- WHAT THE TASK REQUIRES: Which lines have the string "selected"? Copy all of them from the entries below.

- SUPPLIED DATA:
★ ★ ★

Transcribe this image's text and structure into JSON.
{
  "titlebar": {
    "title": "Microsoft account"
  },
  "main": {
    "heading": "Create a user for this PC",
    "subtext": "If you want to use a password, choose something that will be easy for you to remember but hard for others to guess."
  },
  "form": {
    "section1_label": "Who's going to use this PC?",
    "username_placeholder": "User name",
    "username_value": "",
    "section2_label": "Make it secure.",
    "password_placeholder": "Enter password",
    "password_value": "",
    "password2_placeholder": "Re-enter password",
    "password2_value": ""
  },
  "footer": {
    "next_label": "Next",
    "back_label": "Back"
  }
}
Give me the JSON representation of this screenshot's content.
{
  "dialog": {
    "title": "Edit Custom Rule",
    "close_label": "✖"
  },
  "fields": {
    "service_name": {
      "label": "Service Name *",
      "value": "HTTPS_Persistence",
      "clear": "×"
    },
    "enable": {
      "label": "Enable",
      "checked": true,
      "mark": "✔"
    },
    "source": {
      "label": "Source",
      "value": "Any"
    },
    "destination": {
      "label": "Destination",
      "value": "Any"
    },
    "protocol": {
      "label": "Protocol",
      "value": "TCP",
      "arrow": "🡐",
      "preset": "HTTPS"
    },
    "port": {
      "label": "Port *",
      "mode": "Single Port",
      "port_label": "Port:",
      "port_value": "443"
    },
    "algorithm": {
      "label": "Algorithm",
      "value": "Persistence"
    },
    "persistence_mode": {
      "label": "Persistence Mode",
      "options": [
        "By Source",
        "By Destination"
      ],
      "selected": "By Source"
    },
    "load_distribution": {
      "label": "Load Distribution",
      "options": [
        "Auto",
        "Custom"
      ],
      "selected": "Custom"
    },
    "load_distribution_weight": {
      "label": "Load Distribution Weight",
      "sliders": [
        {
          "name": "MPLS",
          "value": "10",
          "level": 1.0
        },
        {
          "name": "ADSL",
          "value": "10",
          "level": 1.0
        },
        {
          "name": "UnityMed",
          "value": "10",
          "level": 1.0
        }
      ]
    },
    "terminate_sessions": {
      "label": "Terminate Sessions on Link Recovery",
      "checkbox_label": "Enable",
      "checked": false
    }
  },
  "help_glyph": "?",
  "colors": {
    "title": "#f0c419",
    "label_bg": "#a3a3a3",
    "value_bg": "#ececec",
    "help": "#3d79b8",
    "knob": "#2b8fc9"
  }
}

★ ★ ★

- SOLUTION TO THE EXERCISE:
      "selected": "By Source"
      "selected": "Custom"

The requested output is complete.